* Start *

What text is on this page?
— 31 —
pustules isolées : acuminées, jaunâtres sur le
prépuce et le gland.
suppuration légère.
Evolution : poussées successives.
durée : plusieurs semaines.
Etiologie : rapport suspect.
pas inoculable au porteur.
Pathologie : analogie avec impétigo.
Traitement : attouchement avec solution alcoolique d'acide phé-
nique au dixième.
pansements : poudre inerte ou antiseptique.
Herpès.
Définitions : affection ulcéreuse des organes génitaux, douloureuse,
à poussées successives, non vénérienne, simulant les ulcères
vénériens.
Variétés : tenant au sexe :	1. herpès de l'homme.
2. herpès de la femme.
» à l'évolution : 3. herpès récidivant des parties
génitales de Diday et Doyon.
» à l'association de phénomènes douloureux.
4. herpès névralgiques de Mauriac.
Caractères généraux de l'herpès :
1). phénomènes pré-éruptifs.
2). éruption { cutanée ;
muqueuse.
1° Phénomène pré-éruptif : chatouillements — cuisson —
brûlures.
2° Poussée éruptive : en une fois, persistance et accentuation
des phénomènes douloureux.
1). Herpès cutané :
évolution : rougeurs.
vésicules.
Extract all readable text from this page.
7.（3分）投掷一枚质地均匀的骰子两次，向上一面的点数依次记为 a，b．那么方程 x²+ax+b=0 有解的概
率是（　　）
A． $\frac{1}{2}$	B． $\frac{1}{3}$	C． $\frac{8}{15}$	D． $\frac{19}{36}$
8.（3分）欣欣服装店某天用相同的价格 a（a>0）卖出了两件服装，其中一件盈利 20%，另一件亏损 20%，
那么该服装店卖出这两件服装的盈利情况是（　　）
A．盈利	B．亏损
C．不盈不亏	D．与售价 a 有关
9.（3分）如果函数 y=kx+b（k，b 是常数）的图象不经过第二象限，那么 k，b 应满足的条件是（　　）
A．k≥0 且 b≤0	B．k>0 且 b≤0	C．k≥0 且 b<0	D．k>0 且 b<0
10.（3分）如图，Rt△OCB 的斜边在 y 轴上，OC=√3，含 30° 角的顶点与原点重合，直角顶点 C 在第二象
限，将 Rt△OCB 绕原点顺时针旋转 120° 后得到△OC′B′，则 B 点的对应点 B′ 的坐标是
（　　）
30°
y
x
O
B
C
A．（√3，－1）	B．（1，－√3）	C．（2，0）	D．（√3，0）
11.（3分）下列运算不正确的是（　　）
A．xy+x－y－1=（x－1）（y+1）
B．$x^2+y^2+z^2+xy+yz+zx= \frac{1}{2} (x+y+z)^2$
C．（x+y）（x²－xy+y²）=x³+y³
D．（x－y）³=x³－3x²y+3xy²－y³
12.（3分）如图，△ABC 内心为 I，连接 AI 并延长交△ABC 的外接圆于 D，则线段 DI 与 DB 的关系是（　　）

* End *
* Start *

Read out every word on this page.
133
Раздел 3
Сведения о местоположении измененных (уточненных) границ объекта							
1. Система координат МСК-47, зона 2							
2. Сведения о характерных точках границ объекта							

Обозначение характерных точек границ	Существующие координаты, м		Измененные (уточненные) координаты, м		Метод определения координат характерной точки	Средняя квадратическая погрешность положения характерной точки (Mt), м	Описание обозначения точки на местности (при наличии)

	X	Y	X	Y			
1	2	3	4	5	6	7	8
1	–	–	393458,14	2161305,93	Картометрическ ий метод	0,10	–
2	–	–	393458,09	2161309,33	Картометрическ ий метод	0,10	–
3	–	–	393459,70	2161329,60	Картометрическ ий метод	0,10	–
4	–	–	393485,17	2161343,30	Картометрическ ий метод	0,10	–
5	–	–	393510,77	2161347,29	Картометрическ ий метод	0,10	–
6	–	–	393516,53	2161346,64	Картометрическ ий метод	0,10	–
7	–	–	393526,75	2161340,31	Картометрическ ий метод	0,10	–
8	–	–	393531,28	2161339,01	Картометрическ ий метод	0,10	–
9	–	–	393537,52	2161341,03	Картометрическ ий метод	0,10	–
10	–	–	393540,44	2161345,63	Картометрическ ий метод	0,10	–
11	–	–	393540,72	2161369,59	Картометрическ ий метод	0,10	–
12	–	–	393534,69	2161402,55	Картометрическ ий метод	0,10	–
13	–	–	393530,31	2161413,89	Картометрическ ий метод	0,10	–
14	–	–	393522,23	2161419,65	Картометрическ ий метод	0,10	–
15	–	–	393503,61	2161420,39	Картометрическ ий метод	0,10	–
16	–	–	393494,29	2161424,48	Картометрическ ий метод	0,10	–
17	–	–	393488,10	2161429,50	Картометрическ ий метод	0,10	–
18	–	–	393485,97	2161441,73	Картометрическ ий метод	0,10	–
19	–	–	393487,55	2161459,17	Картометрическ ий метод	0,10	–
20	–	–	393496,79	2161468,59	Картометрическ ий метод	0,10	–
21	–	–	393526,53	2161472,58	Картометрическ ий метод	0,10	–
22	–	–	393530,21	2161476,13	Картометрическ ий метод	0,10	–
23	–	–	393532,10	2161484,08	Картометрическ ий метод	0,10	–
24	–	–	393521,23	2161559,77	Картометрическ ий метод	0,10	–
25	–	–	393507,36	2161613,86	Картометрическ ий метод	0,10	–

* End *
* Start *

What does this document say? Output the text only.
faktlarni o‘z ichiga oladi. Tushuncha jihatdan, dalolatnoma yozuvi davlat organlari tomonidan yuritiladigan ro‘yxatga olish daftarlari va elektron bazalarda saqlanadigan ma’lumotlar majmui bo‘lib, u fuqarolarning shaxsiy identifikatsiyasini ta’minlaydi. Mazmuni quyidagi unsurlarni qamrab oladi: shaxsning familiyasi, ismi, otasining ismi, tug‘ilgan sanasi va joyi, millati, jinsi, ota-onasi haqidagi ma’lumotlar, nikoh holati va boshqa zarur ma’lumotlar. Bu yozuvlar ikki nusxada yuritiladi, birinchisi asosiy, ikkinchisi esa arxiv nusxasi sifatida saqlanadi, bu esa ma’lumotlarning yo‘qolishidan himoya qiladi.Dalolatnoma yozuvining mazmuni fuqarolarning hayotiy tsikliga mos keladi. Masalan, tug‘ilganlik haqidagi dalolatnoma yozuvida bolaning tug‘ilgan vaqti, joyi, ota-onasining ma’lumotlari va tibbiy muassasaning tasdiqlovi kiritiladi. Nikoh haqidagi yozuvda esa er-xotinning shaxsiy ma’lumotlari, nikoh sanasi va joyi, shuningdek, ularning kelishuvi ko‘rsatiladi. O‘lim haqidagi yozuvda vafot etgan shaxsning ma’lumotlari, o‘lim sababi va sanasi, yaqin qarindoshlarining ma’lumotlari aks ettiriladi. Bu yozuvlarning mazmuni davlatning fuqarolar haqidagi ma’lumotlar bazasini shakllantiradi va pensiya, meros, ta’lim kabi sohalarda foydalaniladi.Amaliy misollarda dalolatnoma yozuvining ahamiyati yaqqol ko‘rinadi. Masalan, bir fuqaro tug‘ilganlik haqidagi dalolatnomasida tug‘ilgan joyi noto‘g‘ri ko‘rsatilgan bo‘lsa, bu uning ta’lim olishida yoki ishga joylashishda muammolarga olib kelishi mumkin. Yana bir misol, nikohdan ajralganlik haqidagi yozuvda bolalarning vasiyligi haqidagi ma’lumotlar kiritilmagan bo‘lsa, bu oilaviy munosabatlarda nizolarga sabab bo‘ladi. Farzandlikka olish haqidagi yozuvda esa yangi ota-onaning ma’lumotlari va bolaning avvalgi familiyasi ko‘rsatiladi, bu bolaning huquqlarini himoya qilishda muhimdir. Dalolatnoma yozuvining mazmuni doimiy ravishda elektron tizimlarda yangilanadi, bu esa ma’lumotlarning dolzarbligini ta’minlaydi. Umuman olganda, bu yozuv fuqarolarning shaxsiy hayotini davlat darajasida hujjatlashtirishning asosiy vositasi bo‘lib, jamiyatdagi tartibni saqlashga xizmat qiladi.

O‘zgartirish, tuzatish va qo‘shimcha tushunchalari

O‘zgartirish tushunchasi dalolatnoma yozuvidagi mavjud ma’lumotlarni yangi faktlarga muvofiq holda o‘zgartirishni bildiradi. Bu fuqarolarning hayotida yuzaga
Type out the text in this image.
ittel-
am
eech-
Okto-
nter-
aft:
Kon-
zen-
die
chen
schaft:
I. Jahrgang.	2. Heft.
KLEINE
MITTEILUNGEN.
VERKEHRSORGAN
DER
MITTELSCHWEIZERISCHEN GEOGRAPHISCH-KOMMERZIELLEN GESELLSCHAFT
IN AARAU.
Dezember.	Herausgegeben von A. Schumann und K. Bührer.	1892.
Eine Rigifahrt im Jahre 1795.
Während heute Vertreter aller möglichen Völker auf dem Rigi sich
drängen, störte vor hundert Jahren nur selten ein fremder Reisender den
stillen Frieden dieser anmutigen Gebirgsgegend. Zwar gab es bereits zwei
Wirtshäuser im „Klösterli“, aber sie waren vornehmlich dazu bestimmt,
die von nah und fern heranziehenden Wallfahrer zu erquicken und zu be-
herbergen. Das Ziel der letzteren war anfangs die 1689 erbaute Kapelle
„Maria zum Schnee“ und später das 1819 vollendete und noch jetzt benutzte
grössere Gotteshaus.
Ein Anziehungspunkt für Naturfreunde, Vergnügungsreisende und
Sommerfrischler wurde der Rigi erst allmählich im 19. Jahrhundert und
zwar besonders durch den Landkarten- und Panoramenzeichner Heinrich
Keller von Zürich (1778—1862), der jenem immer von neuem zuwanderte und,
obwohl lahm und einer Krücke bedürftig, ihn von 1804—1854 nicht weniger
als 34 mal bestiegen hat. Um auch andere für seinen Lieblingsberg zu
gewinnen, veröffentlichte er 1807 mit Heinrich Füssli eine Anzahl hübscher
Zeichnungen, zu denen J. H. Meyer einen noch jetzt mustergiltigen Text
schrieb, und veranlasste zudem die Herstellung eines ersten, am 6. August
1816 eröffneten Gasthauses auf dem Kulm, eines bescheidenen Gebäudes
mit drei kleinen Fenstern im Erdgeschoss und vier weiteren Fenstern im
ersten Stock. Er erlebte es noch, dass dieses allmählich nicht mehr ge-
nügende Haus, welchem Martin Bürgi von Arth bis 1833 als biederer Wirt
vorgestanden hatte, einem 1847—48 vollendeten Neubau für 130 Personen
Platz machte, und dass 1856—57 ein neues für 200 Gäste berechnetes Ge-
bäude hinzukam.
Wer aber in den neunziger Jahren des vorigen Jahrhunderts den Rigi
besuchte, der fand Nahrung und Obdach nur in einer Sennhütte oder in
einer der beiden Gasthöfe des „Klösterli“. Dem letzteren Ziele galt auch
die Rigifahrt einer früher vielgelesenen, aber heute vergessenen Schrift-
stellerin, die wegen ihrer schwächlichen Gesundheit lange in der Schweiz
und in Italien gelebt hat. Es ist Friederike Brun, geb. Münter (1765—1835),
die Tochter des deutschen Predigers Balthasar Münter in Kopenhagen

* End *

* _AIM_
Write out every line of the data that holds the word "eines".

* _SOLUTION TO THE PROBLEM_
schrieb, und veranlasste zudem die Herstellung eines ersten, am 6. August
1816 eröffneten Gasthauses auf dem Kulm, eines bescheidenen Gebäudes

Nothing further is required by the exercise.